> _TASK STATEMENT_
Copy the rows below word for word, from the row containing "grid-line — [1610, 190, 1940, 404]" through the row containing "grid-line — [1220, 399, 1612, 569]", both included.

> _MATERIAL PROVIDED_
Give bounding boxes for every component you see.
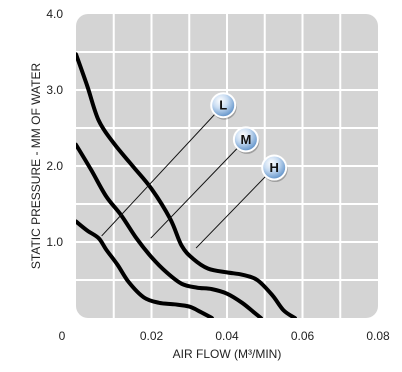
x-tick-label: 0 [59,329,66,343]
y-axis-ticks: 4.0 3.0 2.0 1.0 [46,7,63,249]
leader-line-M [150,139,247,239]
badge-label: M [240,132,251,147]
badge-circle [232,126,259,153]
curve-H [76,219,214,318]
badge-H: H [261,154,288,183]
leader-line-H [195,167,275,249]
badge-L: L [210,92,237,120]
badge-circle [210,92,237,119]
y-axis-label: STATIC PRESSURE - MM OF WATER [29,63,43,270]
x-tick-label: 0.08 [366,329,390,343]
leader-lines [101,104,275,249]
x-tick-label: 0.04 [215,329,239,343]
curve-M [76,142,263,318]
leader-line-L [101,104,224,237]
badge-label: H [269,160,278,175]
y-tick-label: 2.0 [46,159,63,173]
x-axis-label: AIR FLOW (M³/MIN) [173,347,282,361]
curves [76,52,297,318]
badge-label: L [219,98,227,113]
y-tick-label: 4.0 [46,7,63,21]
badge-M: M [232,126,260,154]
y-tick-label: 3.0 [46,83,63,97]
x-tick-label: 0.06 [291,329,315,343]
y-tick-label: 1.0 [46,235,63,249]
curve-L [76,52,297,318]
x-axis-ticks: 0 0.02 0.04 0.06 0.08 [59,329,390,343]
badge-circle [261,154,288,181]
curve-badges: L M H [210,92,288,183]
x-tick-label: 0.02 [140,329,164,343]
==
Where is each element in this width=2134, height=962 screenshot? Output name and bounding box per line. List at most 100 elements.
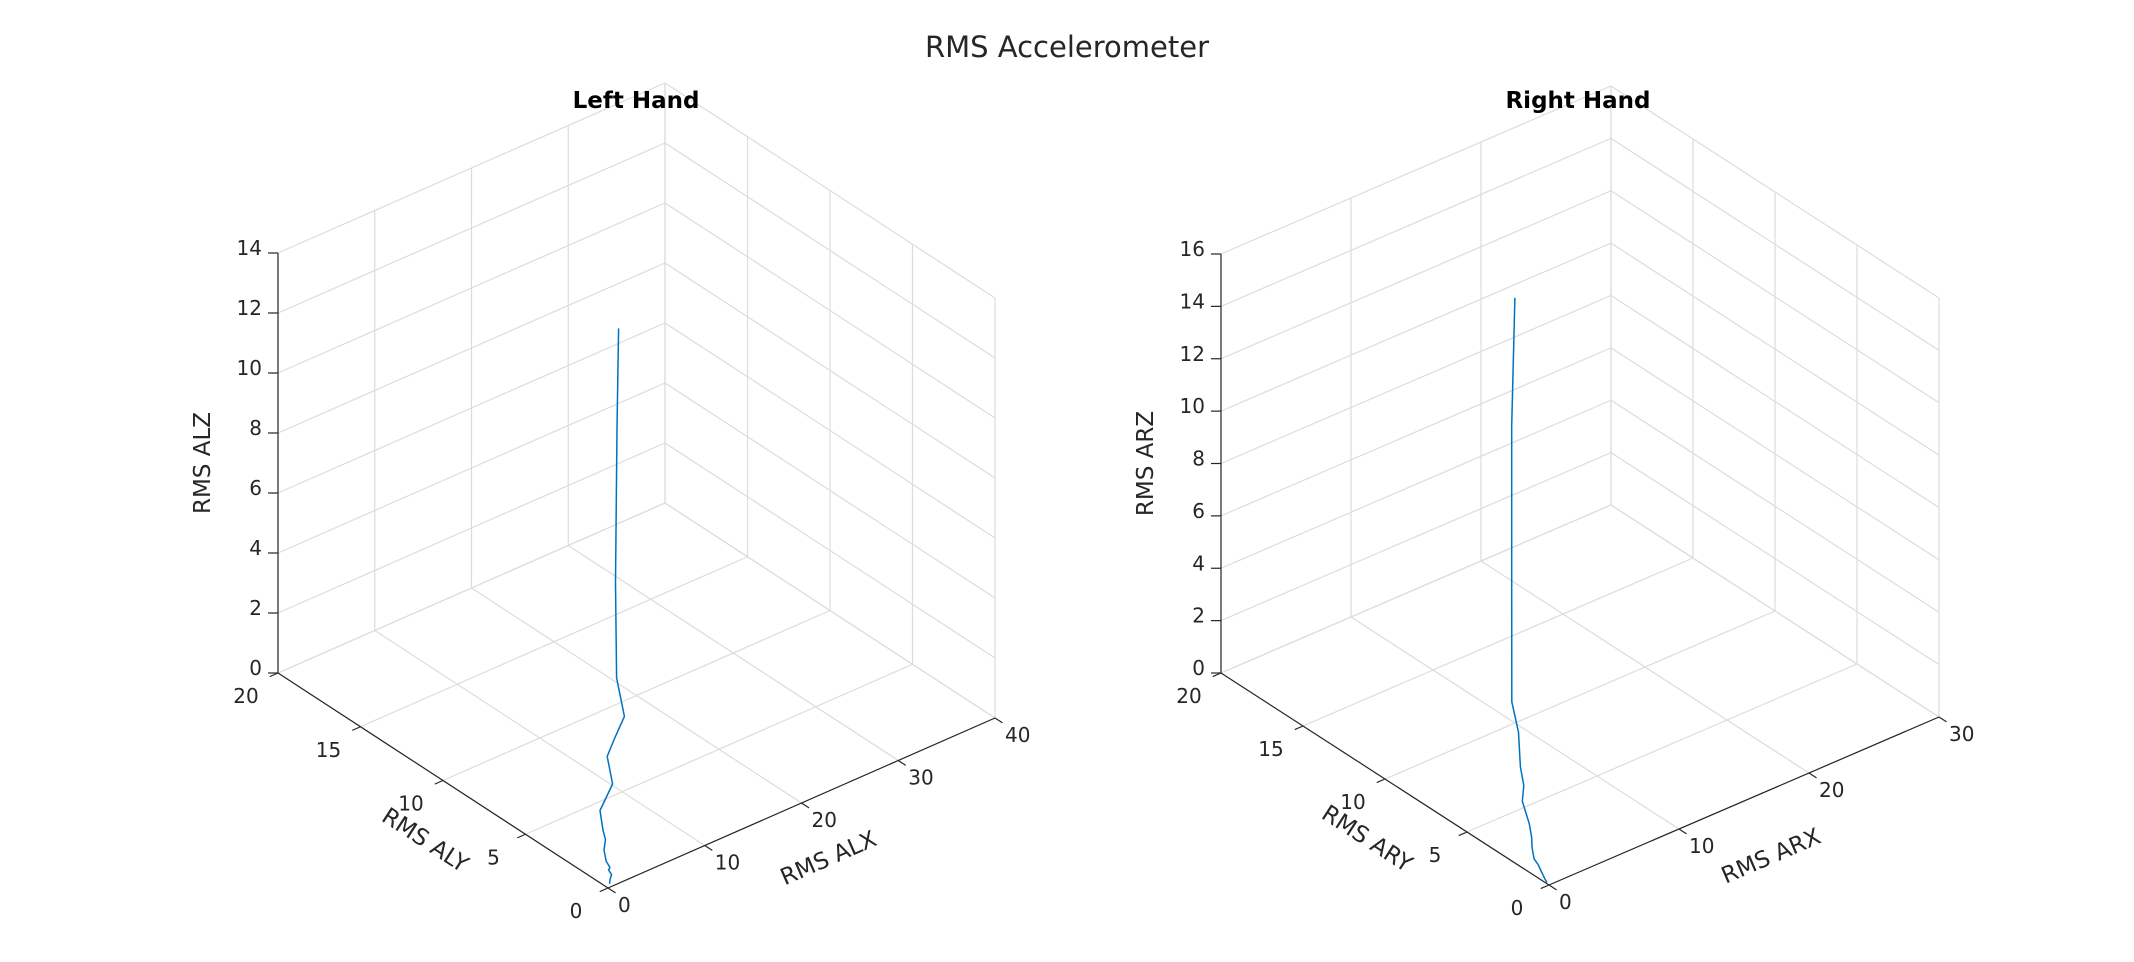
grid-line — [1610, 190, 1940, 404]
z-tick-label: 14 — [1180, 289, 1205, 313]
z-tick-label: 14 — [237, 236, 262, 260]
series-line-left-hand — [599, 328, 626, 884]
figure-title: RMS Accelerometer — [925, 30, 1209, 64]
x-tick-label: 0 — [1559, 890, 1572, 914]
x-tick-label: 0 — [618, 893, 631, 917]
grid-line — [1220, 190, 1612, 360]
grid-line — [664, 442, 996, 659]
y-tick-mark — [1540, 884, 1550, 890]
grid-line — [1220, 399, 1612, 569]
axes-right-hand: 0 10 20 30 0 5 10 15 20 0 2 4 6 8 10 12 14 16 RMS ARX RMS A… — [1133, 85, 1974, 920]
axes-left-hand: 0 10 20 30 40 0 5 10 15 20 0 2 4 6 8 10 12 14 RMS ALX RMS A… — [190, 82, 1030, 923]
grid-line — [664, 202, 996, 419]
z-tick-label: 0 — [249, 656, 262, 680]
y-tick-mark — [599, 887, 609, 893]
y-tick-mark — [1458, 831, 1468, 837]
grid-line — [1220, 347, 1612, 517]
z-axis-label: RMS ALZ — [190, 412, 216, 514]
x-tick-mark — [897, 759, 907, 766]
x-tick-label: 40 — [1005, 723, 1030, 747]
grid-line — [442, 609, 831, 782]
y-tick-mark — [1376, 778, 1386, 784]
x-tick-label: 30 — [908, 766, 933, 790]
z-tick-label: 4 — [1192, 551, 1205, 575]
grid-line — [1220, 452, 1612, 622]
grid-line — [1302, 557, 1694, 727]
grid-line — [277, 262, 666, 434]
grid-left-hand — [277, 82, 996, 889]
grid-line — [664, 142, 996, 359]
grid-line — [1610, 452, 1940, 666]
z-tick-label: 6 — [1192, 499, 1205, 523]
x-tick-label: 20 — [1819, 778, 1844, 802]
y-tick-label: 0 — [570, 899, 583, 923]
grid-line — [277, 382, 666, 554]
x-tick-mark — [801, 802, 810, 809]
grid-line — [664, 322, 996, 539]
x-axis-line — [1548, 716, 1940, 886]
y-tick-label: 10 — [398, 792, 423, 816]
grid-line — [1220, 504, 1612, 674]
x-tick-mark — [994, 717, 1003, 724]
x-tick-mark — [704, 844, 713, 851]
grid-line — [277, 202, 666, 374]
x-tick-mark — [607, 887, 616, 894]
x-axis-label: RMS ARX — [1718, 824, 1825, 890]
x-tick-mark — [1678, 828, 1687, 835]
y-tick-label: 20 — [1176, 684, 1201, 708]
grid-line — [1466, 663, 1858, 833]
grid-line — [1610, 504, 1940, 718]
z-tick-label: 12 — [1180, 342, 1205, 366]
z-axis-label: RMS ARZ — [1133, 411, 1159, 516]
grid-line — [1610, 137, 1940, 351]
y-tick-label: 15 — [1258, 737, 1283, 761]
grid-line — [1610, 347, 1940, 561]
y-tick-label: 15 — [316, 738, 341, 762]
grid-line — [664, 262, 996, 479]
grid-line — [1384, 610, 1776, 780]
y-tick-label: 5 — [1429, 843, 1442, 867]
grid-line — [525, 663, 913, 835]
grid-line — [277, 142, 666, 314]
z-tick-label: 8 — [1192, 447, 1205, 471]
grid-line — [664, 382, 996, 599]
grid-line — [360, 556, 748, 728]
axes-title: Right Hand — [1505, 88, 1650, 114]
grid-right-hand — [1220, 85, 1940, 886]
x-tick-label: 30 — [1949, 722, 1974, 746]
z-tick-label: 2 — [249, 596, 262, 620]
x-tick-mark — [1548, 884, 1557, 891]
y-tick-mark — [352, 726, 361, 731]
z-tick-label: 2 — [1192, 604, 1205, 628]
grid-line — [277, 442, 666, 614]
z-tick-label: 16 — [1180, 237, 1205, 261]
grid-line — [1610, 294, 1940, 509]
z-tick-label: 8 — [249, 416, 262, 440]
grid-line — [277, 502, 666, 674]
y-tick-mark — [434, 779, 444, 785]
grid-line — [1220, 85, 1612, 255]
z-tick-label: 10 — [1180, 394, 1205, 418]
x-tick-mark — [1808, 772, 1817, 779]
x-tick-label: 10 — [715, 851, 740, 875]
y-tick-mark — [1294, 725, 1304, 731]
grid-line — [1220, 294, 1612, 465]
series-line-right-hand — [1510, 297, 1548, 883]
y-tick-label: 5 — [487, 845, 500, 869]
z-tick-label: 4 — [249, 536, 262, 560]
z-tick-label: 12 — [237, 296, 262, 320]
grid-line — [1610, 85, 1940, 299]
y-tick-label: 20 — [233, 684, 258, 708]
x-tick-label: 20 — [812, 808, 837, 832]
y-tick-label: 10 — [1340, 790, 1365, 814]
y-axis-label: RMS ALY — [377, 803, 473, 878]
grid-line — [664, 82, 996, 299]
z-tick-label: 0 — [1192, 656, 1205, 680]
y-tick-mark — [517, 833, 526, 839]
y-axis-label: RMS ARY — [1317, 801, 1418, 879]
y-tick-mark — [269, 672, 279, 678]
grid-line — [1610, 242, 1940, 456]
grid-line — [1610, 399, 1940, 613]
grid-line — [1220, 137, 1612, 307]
* * *
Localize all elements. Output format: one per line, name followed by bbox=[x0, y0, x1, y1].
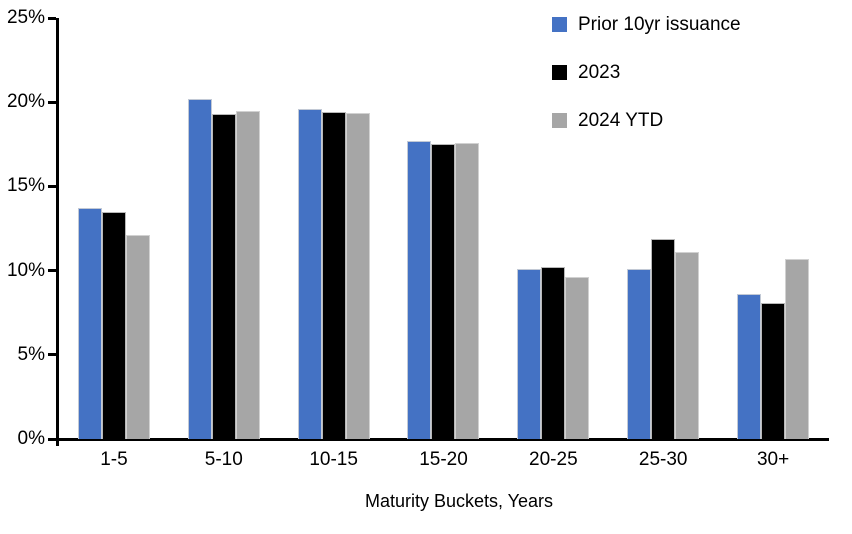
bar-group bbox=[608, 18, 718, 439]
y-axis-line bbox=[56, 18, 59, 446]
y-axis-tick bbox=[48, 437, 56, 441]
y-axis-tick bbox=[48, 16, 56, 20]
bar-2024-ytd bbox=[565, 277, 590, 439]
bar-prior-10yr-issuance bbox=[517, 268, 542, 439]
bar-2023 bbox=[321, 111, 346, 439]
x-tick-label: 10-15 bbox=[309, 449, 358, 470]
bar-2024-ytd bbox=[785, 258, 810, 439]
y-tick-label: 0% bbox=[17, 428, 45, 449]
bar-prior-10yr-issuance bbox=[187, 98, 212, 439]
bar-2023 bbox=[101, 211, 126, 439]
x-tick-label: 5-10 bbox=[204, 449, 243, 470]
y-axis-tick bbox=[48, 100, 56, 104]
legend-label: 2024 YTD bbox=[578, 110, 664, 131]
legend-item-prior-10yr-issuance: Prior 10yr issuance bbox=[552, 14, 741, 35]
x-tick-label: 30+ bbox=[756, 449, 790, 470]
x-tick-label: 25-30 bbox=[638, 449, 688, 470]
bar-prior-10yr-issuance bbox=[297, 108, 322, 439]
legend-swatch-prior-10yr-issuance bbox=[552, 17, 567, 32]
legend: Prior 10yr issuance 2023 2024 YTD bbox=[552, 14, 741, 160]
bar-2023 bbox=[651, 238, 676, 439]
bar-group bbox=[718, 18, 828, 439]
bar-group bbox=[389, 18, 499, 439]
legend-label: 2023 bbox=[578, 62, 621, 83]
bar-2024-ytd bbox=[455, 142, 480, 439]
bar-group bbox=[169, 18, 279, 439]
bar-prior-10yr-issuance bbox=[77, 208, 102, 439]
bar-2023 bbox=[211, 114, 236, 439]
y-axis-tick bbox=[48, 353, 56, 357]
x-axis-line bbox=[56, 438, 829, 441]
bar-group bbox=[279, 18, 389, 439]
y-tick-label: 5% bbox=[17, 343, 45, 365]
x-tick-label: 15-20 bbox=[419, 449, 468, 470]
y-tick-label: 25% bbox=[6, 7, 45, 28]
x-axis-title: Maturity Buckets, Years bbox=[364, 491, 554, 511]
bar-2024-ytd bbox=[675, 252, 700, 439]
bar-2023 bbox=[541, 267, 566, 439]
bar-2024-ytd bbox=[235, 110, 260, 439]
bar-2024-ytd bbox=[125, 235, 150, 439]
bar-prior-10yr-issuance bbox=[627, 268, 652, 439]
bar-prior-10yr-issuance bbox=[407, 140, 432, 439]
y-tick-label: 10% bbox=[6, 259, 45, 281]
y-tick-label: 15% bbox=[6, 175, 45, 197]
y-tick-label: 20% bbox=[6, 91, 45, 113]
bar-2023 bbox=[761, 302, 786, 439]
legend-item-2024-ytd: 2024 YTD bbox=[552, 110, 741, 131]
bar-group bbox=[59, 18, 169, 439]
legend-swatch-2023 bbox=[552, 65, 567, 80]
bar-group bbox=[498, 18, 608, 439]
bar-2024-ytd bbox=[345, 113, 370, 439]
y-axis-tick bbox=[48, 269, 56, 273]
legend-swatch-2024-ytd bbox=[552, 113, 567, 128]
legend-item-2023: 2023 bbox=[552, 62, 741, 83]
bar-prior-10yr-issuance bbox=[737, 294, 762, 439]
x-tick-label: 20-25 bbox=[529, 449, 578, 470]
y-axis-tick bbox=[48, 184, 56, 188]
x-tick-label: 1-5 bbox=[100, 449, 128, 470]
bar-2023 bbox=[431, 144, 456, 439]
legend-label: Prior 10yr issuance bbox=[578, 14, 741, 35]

> _SOLVED EXERCISE_
grid-line — [1610, 190, 1940, 404]
z-tick-label: 14 — [1180, 289, 1205, 313]
z-tick-label: 14 — [237, 236, 262, 260]
series-line-left-hand — [599, 328, 626, 884]
figure-title: RMS Accelerometer — [925, 30, 1209, 64]
x-tick-label: 0 — [1559, 890, 1572, 914]
x-tick-label: 0 — [618, 893, 631, 917]
grid-line — [1220, 190, 1612, 360]
grid-line — [664, 442, 996, 659]
y-tick-mark — [1540, 884, 1550, 890]
grid-line — [1220, 399, 1612, 569]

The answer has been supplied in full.